Records that describe figures
==*==
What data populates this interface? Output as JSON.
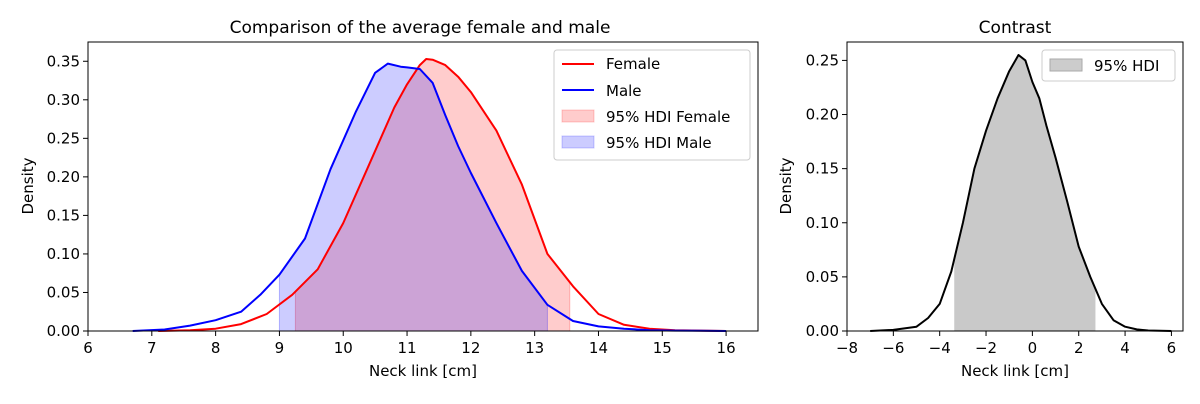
{
  "chart_data": [
    {
      "type": "area",
      "title": "Comparison of the average female and male",
      "xlabel": "Neck link [cm]",
      "ylabel": "Density",
      "xlim": [
        6,
        16.5
      ],
      "ylim": [
        0,
        0.375
      ],
      "xticks": [
        6,
        7,
        8,
        9,
        10,
        11,
        12,
        13,
        14,
        15,
        16
      ],
      "yticks": [
        0.0,
        0.05,
        0.1,
        0.15,
        0.2,
        0.25,
        0.3,
        0.35
      ],
      "legend_position": "top-right",
      "series": [
        {
          "name": "Female",
          "color": "#ff0000",
          "x": [
            7.1,
            7.6,
            8.0,
            8.4,
            8.8,
            9.2,
            9.6,
            10.0,
            10.4,
            10.8,
            11.0,
            11.2,
            11.3,
            11.4,
            11.6,
            11.8,
            12.0,
            12.4,
            12.8,
            13.2,
            13.6,
            14.0,
            14.4,
            14.8,
            15.2,
            15.6,
            16.0
          ],
          "y": [
            0.0,
            0.001,
            0.003,
            0.009,
            0.022,
            0.047,
            0.08,
            0.14,
            0.215,
            0.29,
            0.32,
            0.345,
            0.353,
            0.352,
            0.345,
            0.33,
            0.31,
            0.26,
            0.19,
            0.1,
            0.058,
            0.022,
            0.008,
            0.003,
            0.001,
            0.0005,
            0.0
          ]
        },
        {
          "name": "Male",
          "color": "#0000ff",
          "x": [
            6.7,
            7.2,
            7.6,
            8.0,
            8.4,
            8.7,
            9.0,
            9.4,
            9.8,
            10.2,
            10.5,
            10.7,
            10.9,
            11.0,
            11.2,
            11.4,
            11.6,
            11.8,
            12.0,
            12.4,
            12.8,
            13.2,
            13.6,
            14.0,
            14.4,
            14.8,
            15.2,
            15.6,
            16.0
          ],
          "y": [
            0.0,
            0.002,
            0.007,
            0.014,
            0.025,
            0.047,
            0.073,
            0.12,
            0.21,
            0.285,
            0.335,
            0.347,
            0.343,
            0.342,
            0.34,
            0.322,
            0.28,
            0.24,
            0.205,
            0.14,
            0.078,
            0.034,
            0.013,
            0.006,
            0.003,
            0.001,
            0.0005,
            0.0002,
            0.0
          ]
        }
      ],
      "hdi": [
        {
          "name": "95% HDI Female",
          "series": "Female",
          "low": 9.25,
          "high": 13.55,
          "color": "#ffcccc"
        },
        {
          "name": "95% HDI Male",
          "series": "Male",
          "low": 9.0,
          "high": 13.2,
          "color": "#ccccff"
        }
      ]
    },
    {
      "type": "area",
      "title": "Contrast",
      "xlabel": "Neck link [cm]",
      "ylabel": "Density",
      "xlim": [
        -8,
        6.5
      ],
      "ylim": [
        0,
        0.267
      ],
      "xticks": [
        -8,
        -6,
        -4,
        -2,
        0,
        2,
        4,
        6
      ],
      "xtick_labels": [
        "−8",
        "−6",
        "−4",
        "−2",
        "0",
        "2",
        "4",
        "6"
      ],
      "yticks": [
        0.0,
        0.05,
        0.1,
        0.15,
        0.2,
        0.25
      ],
      "legend_position": "top-right",
      "series": [
        {
          "name": "",
          "color": "#000000",
          "x": [
            -7.0,
            -6.0,
            -5.0,
            -4.5,
            -4.0,
            -3.5,
            -3.0,
            -2.5,
            -2.0,
            -1.5,
            -1.0,
            -0.6,
            -0.3,
            0.0,
            0.3,
            0.6,
            1.0,
            1.5,
            2.0,
            2.5,
            3.0,
            3.5,
            4.0,
            4.5,
            5.0,
            5.5,
            6.0
          ],
          "y": [
            0.0,
            0.001,
            0.004,
            0.012,
            0.025,
            0.055,
            0.1,
            0.15,
            0.185,
            0.215,
            0.24,
            0.255,
            0.25,
            0.23,
            0.215,
            0.19,
            0.16,
            0.12,
            0.078,
            0.05,
            0.025,
            0.01,
            0.004,
            0.0015,
            0.0005,
            0.0002,
            0.0
          ]
        }
      ],
      "hdi": [
        {
          "name": "95% HDI",
          "series": 0,
          "low": -3.35,
          "high": 2.7,
          "color": "#cccccc"
        }
      ]
    }
  ]
}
==*==
Using the listing above, show each line holding the string "title".

= CORRECT RESPONSE =
      "title": "Comparison of the average female and male",
      "title": "Contrast",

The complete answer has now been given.